**Aim**: List each line of the data that holds the word "Terni".

A run of records

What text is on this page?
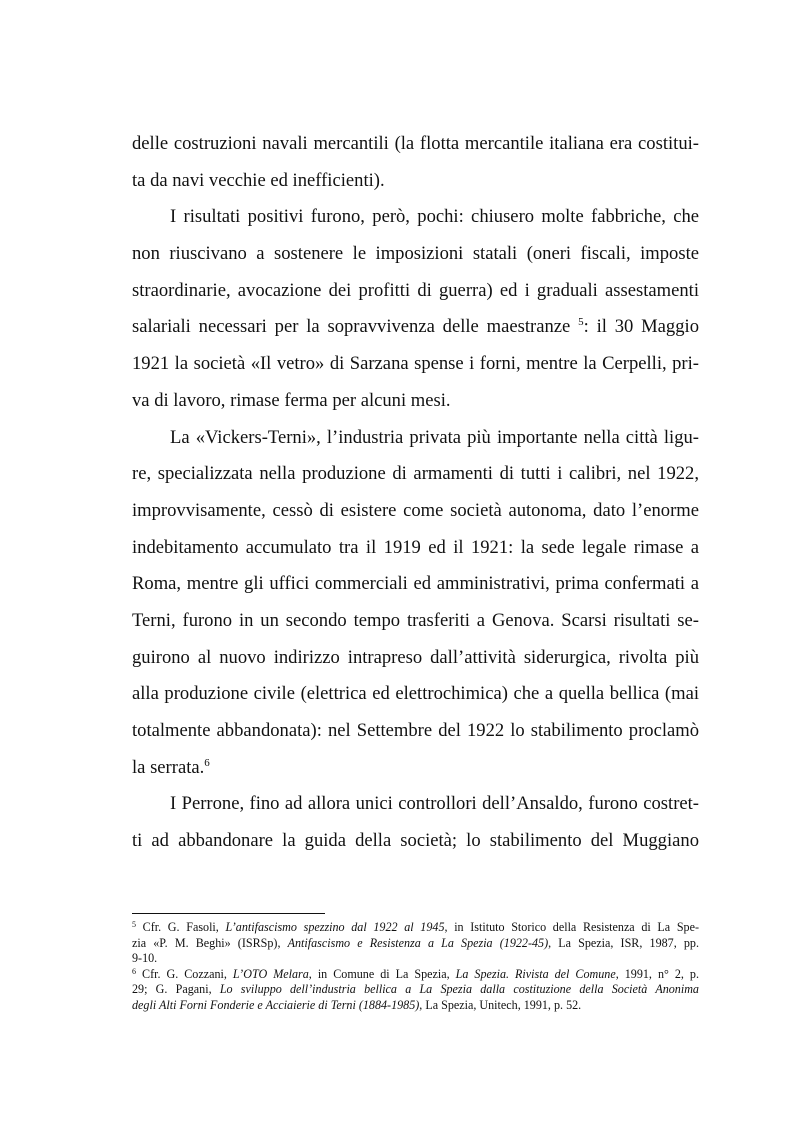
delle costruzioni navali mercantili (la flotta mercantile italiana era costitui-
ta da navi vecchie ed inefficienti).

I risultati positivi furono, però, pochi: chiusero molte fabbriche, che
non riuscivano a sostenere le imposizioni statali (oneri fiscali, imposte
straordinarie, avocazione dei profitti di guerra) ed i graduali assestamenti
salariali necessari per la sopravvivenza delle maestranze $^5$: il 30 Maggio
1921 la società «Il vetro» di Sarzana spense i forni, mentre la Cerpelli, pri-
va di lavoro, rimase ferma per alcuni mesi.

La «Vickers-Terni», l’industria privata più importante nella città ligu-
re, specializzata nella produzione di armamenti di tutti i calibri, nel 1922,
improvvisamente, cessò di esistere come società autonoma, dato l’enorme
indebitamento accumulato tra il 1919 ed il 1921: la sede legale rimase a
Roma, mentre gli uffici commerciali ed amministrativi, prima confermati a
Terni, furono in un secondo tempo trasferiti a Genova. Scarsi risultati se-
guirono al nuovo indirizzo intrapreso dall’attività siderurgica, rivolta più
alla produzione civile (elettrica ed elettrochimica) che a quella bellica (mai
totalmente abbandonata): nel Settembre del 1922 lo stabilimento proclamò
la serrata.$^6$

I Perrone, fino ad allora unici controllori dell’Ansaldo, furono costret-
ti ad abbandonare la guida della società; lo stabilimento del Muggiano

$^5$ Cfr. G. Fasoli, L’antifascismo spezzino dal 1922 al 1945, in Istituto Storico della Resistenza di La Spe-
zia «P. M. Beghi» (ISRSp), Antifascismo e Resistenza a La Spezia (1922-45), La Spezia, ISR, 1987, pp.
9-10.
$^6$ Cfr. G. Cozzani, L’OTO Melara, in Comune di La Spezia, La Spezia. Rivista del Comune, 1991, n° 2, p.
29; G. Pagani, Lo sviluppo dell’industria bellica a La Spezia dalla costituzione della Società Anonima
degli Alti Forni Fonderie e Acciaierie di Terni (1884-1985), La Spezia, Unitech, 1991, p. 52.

**The reply**:
La «Vickers-Terni», l’industria privata più importante nella città ligu-
Terni, furono in un secondo tempo trasferiti a Genova. Scarsi risultati se-
degli Alti Forni Fonderie e Acciaierie di Terni (1884-1985), La Spezia, Unitech, 1991, p. 52.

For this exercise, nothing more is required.